## start
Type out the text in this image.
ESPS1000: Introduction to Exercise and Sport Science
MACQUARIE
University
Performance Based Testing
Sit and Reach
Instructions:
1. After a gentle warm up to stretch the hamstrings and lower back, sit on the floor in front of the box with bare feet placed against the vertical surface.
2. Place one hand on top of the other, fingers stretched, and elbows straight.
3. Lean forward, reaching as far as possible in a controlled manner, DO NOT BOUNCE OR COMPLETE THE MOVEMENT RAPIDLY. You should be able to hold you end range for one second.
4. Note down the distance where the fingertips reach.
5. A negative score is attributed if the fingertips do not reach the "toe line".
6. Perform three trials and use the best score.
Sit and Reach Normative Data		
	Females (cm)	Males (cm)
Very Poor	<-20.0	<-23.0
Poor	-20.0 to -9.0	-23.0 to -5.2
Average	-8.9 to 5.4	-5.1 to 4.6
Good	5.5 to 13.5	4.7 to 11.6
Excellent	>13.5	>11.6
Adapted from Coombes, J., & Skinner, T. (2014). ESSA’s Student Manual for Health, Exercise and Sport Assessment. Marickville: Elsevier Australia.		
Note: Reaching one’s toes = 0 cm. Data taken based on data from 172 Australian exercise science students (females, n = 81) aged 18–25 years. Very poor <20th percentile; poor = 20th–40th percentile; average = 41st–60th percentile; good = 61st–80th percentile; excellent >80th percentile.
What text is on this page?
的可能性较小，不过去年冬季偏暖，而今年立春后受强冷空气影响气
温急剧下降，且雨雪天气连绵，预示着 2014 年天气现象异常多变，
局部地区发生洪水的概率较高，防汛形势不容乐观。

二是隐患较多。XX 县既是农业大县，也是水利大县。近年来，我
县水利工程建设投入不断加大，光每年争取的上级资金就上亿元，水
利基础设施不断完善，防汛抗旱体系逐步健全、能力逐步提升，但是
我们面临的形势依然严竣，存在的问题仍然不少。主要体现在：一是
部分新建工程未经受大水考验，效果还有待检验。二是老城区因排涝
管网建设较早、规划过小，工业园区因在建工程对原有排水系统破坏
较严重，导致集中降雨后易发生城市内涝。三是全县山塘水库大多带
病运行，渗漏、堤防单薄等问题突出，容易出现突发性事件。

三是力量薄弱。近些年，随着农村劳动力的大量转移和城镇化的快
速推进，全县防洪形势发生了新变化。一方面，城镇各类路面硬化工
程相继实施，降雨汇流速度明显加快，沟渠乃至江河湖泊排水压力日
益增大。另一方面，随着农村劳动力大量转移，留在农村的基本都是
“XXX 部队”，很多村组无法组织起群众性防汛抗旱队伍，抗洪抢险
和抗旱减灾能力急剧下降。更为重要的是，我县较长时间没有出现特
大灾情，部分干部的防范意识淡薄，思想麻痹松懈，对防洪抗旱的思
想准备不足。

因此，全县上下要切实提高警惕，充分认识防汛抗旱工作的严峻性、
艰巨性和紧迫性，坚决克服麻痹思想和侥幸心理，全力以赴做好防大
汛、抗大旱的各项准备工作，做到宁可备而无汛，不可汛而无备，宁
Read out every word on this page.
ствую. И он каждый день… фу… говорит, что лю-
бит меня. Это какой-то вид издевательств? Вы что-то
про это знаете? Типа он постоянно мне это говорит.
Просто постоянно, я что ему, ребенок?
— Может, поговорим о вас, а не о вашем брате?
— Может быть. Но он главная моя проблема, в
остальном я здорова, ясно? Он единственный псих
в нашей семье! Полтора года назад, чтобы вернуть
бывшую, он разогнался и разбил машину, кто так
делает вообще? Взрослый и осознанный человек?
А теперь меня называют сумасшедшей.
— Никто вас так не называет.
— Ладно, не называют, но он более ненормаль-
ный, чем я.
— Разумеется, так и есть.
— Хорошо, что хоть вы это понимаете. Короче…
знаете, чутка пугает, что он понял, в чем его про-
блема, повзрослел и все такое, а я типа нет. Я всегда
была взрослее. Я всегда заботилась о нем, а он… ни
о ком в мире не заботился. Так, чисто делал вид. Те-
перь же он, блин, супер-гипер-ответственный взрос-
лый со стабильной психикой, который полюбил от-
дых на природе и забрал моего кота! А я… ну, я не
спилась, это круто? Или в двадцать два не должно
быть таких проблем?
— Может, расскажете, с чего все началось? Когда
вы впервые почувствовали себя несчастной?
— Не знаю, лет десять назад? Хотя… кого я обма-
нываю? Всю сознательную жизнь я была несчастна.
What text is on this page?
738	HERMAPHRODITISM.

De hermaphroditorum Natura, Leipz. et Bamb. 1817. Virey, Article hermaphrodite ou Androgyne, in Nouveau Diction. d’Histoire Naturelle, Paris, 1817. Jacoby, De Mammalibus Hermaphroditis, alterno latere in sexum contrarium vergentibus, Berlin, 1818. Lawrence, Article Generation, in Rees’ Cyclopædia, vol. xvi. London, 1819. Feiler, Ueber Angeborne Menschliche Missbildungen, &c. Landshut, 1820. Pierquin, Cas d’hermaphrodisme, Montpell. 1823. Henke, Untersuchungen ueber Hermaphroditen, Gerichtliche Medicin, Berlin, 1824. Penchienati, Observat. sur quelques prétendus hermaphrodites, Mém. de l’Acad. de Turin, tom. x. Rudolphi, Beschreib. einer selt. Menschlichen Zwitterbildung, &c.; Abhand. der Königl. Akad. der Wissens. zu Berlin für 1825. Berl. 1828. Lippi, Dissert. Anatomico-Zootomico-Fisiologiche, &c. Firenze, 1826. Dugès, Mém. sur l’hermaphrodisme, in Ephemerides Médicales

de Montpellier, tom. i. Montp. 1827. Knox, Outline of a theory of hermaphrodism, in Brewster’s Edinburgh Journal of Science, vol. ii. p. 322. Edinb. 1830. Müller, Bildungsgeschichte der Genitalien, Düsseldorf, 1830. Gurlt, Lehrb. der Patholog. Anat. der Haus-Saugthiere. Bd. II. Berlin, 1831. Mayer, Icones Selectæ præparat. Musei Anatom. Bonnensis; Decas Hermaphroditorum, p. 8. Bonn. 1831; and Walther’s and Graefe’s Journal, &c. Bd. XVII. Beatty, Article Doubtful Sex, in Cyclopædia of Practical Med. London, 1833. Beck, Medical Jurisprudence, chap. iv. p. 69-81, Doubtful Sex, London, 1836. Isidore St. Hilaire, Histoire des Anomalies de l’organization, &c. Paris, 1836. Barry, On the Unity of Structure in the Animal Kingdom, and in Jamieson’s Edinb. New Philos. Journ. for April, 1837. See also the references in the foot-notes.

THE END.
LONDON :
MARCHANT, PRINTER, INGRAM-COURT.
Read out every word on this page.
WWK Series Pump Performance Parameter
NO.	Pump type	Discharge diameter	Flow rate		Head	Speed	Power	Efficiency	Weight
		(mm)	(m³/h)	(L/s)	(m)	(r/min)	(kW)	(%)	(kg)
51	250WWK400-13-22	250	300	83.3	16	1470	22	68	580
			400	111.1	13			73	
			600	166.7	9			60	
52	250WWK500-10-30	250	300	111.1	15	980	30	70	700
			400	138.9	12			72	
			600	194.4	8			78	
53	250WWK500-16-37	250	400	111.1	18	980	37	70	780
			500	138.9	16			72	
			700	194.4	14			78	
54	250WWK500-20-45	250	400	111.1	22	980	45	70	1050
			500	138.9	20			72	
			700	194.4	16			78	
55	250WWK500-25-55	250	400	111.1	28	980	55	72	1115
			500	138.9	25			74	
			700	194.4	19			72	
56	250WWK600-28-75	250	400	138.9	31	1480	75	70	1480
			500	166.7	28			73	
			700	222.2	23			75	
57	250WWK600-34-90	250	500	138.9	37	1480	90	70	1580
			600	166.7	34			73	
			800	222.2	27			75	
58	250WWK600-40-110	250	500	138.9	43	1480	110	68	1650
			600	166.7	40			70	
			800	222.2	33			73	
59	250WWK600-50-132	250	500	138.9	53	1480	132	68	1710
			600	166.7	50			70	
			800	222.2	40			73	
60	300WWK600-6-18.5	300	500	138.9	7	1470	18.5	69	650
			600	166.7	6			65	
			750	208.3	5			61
## end
**The exercise:** Each line that holds the word "Data" is to be copied.

**The response:**
Sit and Reach Normative Data		
Note: Reaching one’s toes = 0 cm. Data taken based on data from 172 Australian exercise science students (females, n = 81) aged 18–25 years. Very poor <20th percentile; poor = 20th–40th percentile; average = 41st–60th percentile; good = 61st–80th percentile; excellent >80th percentile.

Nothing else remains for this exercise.